(Exercise brief):
Repeat the data below verbatim, keeping every line in its original order.

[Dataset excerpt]
* * * * * * *

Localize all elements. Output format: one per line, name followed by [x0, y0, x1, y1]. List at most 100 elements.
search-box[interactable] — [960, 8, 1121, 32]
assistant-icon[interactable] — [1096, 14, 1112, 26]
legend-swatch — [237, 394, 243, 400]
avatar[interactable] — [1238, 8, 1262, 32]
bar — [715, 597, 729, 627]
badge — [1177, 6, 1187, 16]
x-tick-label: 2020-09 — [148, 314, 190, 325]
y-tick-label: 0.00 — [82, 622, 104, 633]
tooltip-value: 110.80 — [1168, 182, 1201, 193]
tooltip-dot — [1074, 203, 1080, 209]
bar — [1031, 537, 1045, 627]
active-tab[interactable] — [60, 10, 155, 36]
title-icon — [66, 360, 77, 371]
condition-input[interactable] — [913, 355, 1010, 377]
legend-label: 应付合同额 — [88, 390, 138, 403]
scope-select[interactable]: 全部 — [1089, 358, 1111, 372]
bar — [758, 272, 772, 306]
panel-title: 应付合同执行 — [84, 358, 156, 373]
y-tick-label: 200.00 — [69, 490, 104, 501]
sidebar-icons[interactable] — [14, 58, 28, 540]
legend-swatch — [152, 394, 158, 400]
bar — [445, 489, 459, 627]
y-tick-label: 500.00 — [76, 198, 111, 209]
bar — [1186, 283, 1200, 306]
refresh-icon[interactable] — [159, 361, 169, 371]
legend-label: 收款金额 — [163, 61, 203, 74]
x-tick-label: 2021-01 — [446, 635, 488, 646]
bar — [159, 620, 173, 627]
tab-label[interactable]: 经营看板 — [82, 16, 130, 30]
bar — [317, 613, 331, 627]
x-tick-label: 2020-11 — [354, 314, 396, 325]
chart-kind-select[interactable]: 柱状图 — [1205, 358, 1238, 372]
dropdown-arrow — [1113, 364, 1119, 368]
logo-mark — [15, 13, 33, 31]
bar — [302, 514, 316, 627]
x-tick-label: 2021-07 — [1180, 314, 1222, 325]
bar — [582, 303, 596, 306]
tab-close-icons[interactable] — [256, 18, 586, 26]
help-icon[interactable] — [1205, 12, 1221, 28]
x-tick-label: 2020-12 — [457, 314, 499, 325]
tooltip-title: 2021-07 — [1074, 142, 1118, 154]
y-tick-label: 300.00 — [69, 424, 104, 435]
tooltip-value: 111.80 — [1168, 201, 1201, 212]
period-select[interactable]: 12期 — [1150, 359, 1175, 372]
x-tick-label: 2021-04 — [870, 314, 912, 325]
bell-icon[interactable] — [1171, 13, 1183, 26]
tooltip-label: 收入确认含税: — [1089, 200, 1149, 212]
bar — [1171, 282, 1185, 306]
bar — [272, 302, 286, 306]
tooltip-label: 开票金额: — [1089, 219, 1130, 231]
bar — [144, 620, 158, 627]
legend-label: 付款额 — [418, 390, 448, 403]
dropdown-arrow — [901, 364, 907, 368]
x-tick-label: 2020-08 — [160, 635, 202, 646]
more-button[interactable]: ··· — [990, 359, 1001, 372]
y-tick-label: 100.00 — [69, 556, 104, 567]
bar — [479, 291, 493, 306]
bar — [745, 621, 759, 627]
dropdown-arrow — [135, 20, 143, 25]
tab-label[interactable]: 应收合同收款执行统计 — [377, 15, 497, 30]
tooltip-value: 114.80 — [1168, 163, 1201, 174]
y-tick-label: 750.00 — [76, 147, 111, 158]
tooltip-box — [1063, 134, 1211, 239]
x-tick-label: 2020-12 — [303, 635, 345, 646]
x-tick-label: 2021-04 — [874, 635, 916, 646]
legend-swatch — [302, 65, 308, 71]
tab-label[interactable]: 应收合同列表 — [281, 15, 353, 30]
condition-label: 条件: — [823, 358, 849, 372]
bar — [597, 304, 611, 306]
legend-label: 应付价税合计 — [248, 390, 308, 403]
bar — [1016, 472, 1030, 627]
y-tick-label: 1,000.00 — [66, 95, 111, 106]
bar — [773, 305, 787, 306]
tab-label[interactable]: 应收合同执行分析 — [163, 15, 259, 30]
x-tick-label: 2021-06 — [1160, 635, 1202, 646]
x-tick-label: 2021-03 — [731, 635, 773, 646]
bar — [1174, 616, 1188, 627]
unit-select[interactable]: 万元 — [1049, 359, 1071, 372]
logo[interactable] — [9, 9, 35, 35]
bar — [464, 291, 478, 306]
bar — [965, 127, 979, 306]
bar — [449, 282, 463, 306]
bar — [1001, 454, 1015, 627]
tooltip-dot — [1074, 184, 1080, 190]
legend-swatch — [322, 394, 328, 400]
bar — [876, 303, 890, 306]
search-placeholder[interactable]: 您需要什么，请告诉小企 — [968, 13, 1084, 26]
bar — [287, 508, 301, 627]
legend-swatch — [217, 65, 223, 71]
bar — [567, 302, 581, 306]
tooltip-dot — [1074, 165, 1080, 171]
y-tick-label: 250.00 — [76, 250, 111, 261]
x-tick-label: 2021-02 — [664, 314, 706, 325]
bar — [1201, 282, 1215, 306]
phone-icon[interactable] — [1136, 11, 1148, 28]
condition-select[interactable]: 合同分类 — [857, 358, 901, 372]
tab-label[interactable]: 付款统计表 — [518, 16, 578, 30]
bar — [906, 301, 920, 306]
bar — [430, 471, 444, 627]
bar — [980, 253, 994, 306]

* * * * * * *

(Answer in full):
Localize all elements. Output format: one per line, name followed by [x0, y0, x1, y1]. List at most 100 elements.
search-box[interactable] — [960, 8, 1121, 32]
assistant-icon[interactable] — [1096, 14, 1112, 26]
legend-swatch — [237, 394, 243, 400]
avatar[interactable] — [1238, 8, 1262, 32]
bar — [715, 597, 729, 627]
badge — [1177, 6, 1187, 16]
x-tick-label: 2020-09 — [148, 314, 190, 325]
y-tick-label: 0.00 — [82, 622, 104, 633]
tooltip-value: 110.80 — [1168, 182, 1201, 193]
tooltip-dot — [1074, 203, 1080, 209]
bar — [1031, 537, 1045, 627]
active-tab[interactable] — [60, 10, 155, 36]
title-icon — [66, 360, 77, 371]
condition-input[interactable] — [913, 355, 1010, 377]
legend-label: 应付合同额 — [88, 390, 138, 403]
scope-select[interactable]: 全部 — [1089, 358, 1111, 372]
bar — [758, 272, 772, 306]
panel-title: 应付合同执行 — [84, 358, 156, 373]
y-tick-label: 200.00 — [69, 490, 104, 501]
sidebar-icons[interactable] — [14, 58, 28, 540]
legend-swatch — [152, 394, 158, 400]
bar — [445, 489, 459, 627]
y-tick-label: 500.00 — [76, 198, 111, 209]
bar — [1186, 283, 1200, 306]
refresh-icon[interactable] — [159, 361, 169, 371]
legend-label: 收款金额 — [163, 61, 203, 74]
x-tick-label: 2021-01 — [446, 635, 488, 646]
bar — [159, 620, 173, 627]
tab-label[interactable]: 经营看板 — [82, 16, 130, 30]
bar — [317, 613, 331, 627]
x-tick-label: 2020-11 — [354, 314, 396, 325]
chart-kind-select[interactable]: 柱状图 — [1205, 358, 1238, 372]
dropdown-arrow — [1113, 364, 1119, 368]
logo-mark — [15, 13, 33, 31]
bar — [302, 514, 316, 627]
x-tick-label: 2021-07 — [1180, 314, 1222, 325]
bar — [582, 303, 596, 306]
tab-close-icons[interactable] — [256, 18, 586, 26]
help-icon[interactable] — [1205, 12, 1221, 28]
x-tick-label: 2020-12 — [457, 314, 499, 325]
tooltip-title: 2021-07 — [1074, 142, 1118, 154]
y-tick-label: 300.00 — [69, 424, 104, 435]
tooltip-value: 111.80 — [1168, 201, 1201, 212]
period-select[interactable]: 12期 — [1150, 359, 1175, 372]
x-tick-label: 2021-04 — [870, 314, 912, 325]
bell-icon[interactable] — [1171, 13, 1183, 26]
tooltip-label: 收入确认含税: — [1089, 200, 1149, 212]
bar — [1171, 282, 1185, 306]
bar — [272, 302, 286, 306]
tooltip-label: 开票金额: — [1089, 219, 1130, 231]
bar — [144, 620, 158, 627]
legend-label: 付款额 — [418, 390, 448, 403]
dropdown-arrow — [901, 364, 907, 368]
x-tick-label: 2020-08 — [160, 635, 202, 646]
more-button[interactable]: ··· — [990, 359, 1001, 372]
y-tick-label: 100.00 — [69, 556, 104, 567]
bar — [479, 291, 493, 306]
bar — [745, 621, 759, 627]
dropdown-arrow — [135, 20, 143, 25]
tab-label[interactable]: 应收合同收款执行统计 — [377, 15, 497, 30]
tooltip-value: 114.80 — [1168, 163, 1201, 174]
y-tick-label: 750.00 — [76, 147, 111, 158]
tooltip-box — [1063, 134, 1211, 239]
x-tick-label: 2020-12 — [303, 635, 345, 646]
x-tick-label: 2021-04 — [874, 635, 916, 646]
legend-swatch — [302, 65, 308, 71]
tab-label[interactable]: 应收合同列表 — [281, 15, 353, 30]
condition-label: 条件: — [823, 358, 849, 372]
bar — [597, 304, 611, 306]
legend-label: 应付价税合计 — [248, 390, 308, 403]
bar — [1016, 472, 1030, 627]
y-tick-label: 1,000.00 — [66, 95, 111, 106]
bar — [773, 305, 787, 306]
tab-label[interactable]: 应收合同执行分析 — [163, 15, 259, 30]
x-tick-label: 2021-06 — [1160, 635, 1202, 646]
x-tick-label: 2021-03 — [731, 635, 773, 646]
bar — [1174, 616, 1188, 627]
unit-select[interactable]: 万元 — [1049, 359, 1071, 372]
logo[interactable] — [9, 9, 35, 35]
bar — [464, 291, 478, 306]
bar — [965, 127, 979, 306]
bar — [449, 282, 463, 306]
bar — [1001, 454, 1015, 627]
tooltip-dot — [1074, 184, 1080, 190]
legend-swatch — [322, 394, 328, 400]
bar — [876, 303, 890, 306]
search-placeholder[interactable]: 您需要什么，请告诉小企 — [968, 13, 1084, 26]
bar — [287, 508, 301, 627]
legend-swatch — [217, 65, 223, 71]
bar — [567, 302, 581, 306]
tooltip-dot — [1074, 165, 1080, 171]
y-tick-label: 250.00 — [76, 250, 111, 261]
x-tick-label: 2021-02 — [664, 314, 706, 325]
bar — [1201, 282, 1215, 306]
phone-icon[interactable] — [1136, 11, 1148, 28]
condition-select[interactable]: 合同分类 — [857, 358, 901, 372]
tab-label[interactable]: 付款统计表 — [518, 16, 578, 30]
bar — [906, 301, 920, 306]
bar — [430, 471, 444, 627]
bar — [980, 253, 994, 306]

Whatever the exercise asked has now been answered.